[start]

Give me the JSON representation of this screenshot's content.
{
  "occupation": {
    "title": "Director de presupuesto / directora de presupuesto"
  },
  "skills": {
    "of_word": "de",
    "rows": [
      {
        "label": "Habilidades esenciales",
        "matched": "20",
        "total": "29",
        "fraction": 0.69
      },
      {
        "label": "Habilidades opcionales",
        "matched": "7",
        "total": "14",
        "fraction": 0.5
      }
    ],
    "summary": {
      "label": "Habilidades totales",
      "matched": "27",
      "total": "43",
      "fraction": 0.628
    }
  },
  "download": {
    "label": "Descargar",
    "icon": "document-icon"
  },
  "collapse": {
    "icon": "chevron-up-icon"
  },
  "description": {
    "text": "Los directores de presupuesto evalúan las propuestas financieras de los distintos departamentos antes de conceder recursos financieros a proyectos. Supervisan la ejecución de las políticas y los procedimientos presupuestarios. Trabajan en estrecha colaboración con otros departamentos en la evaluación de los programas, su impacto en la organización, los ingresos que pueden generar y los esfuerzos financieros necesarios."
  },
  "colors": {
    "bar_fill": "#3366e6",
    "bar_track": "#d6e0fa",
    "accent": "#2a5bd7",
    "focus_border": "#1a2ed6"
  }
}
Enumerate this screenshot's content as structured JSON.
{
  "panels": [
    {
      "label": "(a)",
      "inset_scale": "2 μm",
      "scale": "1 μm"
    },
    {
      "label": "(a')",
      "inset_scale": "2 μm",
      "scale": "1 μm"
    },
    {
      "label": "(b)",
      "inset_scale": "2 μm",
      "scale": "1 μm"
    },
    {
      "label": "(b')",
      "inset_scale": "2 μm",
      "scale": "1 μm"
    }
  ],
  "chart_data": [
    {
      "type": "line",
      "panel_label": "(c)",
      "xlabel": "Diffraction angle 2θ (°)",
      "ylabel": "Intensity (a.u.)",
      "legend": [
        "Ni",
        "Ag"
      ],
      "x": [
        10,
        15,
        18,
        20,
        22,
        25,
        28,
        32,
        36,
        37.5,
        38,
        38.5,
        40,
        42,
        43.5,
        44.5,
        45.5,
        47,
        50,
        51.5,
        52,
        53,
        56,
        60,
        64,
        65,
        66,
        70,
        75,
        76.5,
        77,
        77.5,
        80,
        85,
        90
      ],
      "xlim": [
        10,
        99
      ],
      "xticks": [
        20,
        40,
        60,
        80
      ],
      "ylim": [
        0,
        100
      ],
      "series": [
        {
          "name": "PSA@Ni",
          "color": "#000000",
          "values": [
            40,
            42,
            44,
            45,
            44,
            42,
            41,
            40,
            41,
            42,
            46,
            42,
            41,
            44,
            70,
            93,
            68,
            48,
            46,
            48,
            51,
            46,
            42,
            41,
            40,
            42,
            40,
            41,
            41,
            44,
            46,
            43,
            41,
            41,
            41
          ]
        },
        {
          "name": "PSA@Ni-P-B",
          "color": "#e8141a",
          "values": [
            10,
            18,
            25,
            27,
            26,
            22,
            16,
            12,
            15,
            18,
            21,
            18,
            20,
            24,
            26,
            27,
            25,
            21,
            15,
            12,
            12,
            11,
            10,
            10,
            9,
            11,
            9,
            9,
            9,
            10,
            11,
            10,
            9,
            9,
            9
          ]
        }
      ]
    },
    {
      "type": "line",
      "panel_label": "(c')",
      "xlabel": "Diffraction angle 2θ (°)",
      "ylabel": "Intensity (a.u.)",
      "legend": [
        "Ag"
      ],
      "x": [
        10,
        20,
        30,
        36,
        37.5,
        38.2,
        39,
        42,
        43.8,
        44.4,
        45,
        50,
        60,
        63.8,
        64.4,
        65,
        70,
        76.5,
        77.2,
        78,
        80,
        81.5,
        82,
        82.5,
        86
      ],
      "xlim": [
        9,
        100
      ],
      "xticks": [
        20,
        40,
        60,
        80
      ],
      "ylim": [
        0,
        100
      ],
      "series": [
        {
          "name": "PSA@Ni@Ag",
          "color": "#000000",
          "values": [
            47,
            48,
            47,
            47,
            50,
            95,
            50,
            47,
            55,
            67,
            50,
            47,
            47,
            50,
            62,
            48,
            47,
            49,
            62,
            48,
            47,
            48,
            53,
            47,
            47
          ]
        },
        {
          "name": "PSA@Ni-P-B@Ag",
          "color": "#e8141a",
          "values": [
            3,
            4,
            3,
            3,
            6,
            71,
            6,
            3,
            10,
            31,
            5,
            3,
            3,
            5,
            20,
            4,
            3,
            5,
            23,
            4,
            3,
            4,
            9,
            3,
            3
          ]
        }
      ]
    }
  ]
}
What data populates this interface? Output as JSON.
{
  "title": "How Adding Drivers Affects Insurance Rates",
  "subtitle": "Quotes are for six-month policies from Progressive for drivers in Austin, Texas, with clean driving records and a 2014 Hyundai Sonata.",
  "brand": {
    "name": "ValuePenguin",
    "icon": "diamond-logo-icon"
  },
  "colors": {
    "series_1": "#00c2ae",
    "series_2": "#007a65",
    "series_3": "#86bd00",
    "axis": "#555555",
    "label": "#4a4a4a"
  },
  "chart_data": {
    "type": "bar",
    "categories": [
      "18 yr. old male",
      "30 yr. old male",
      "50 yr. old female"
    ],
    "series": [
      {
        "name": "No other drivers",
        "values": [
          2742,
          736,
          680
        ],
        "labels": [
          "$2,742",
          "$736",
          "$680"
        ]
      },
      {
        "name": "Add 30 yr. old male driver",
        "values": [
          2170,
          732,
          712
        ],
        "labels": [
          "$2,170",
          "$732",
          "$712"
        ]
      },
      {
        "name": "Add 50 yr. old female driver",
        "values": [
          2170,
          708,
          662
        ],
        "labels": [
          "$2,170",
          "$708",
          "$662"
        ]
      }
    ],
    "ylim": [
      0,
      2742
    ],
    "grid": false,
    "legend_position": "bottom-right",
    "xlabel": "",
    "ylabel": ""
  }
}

[end]

- **THE EXERCISE**
Return exactly the lines from the line bearing "What data populates" to the end of the records, inclusive of both; include no other lines.

- **EXERCISE RESPONSE**
What data populates this interface? Output as JSON.
{
  "title": "How Adding Drivers Affects Insurance Rates",
  "subtitle": "Quotes are for six-month policies from Progressive for drivers in Austin, Texas, with clean driving records and a 2014 Hyundai Sonata.",
  "brand": {
    "name": "ValuePenguin",
    "icon": "diamond-logo-icon"
  },
  "colors": {
    "series_1": "#00c2ae",
    "series_2": "#007a65",
    "series_3": "#86bd00",
    "axis": "#555555",
    "label": "#4a4a4a"
  },
  "chart_data": {
    "type": "bar",
    "categories": [
      "18 yr. old male",
      "30 yr. old male",
      "50 yr. old female"
    ],
    "series": [
      {
        "name": "No other drivers",
        "values": [
          2742,
          736,
          680
        ],
        "labels": [
          "$2,742",
          "$736",
          "$680"
        ]
      },
      {
        "name": "Add 30 yr. old male driver",
        "values": [
          2170,
          732,
          712
        ],
        "labels": [
          "$2,170",
          "$732",
          "$712"
        ]
      },
      {
        "name": "Add 50 yr. old female driver",
        "values": [
          2170,
          708,
          662
        ],
        "labels": [
          "$2,170",
          "$708",
          "$662"
        ]
      }
    ],
    "ylim": [
      0,
      2742
    ],
    "grid": false,
    "legend_position": "bottom-right",
    "xlabel": "",
    "ylabel": ""
  }
}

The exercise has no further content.